WRITTEN REQUEST:
In the records below, pick out all lines containing the word "inches".

>> BEGIN THE INPUT

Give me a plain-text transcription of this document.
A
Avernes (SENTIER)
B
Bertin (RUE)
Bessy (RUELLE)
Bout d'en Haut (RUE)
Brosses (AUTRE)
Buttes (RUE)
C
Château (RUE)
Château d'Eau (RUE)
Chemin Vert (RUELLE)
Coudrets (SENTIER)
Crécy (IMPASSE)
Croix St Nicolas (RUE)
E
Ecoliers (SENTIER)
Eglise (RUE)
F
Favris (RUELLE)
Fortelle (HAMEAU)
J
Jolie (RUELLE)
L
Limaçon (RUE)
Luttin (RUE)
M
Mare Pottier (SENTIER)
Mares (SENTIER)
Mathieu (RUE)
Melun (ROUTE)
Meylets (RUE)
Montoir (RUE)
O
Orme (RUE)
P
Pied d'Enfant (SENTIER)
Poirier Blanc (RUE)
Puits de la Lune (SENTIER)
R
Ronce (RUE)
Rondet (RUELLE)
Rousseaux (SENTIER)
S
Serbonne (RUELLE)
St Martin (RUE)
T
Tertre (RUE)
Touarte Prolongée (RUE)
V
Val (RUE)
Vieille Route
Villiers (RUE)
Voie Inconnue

>> END THE INPUT
>> BEGIN THE INPUT

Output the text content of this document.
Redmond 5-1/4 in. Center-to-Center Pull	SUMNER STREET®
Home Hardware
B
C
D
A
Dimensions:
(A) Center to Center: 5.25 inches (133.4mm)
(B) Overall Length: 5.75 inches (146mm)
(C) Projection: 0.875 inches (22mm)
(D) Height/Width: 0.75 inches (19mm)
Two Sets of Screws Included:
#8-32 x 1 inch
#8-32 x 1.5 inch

>> END THE INPUT

EXERCISE ANSWER:
(A) Center to Center: 5.25 inches (133.4mm)
(B) Overall Length: 5.75 inches (146mm)
(C) Projection: 0.875 inches (22mm)
(D) Height/Width: 0.75 inches (19mm)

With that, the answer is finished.